*Work to complete:*
Write out all of the lines below, exactly and completely.

*Rows:*
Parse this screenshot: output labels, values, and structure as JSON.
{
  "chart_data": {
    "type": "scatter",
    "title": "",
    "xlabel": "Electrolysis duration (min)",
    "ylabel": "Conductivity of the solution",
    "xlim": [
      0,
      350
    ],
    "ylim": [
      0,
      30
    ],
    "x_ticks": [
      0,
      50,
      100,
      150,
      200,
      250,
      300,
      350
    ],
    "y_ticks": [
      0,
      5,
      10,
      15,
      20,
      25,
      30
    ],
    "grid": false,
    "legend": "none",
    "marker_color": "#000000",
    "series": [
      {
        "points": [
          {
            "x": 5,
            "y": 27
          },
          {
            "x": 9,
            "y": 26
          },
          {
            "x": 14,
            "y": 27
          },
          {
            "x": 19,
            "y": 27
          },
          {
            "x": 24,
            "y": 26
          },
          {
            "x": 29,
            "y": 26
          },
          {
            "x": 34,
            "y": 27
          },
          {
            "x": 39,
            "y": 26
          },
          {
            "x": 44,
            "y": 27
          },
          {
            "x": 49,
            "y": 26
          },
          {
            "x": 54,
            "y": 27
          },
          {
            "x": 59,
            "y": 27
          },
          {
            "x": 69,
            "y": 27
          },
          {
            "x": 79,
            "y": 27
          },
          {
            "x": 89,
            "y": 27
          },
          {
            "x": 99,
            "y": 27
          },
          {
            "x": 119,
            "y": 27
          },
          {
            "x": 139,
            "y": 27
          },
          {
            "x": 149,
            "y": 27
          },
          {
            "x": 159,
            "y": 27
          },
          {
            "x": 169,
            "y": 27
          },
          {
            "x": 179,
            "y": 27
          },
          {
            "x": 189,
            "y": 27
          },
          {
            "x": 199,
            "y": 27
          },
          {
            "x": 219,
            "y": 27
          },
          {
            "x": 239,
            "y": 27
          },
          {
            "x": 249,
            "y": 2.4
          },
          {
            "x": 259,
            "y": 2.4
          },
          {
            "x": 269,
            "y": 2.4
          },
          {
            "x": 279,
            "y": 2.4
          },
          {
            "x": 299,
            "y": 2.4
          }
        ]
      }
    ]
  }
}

*The result:*
Parse this screenshot: output labels, values, and structure as JSON.
{
  "chart_data": {
    "type": "scatter",
    "title": "",
    "xlabel": "Electrolysis duration (min)",
    "ylabel": "Conductivity of the solution",
    "xlim": [
      0,
      350
    ],
    "ylim": [
      0,
      30
    ],
    "x_ticks": [
      0,
      50,
      100,
      150,
      200,
      250,
      300,
      350
    ],
    "y_ticks": [
      0,
      5,
      10,
      15,
      20,
      25,
      30
    ],
    "grid": false,
    "legend": "none",
    "marker_color": "#000000",
    "series": [
      {
        "points": [
          {
            "x": 5,
            "y": 27
          },
          {
            "x": 9,
            "y": 26
          },
          {
            "x": 14,
            "y": 27
          },
          {
            "x": 19,
            "y": 27
          },
          {
            "x": 24,
            "y": 26
          },
          {
            "x": 29,
            "y": 26
          },
          {
            "x": 34,
            "y": 27
          },
          {
            "x": 39,
            "y": 26
          },
          {
            "x": 44,
            "y": 27
          },
          {
            "x": 49,
            "y": 26
          },
          {
            "x": 54,
            "y": 27
          },
          {
            "x": 59,
            "y": 27
          },
          {
            "x": 69,
            "y": 27
          },
          {
            "x": 79,
            "y": 27
          },
          {
            "x": 89,
            "y": 27
          },
          {
            "x": 99,
            "y": 27
          },
          {
            "x": 119,
            "y": 27
          },
          {
            "x": 139,
            "y": 27
          },
          {
            "x": 149,
            "y": 27
          },
          {
            "x": 159,
            "y": 27
          },
          {
            "x": 169,
            "y": 27
          },
          {
            "x": 179,
            "y": 27
          },
          {
            "x": 189,
            "y": 27
          },
          {
            "x": 199,
            "y": 27
          },
          {
            "x": 219,
            "y": 27
          },
          {
            "x": 239,
            "y": 27
          },
          {
            "x": 249,
            "y": 2.4
          },
          {
            "x": 259,
            "y": 2.4
          },
          {
            "x": 269,
            "y": 2.4
          },
          {
            "x": 279,
            "y": 2.4
          },
          {
            "x": 299,
            "y": 2.4
          }
        ]
      }
    ]
  }
}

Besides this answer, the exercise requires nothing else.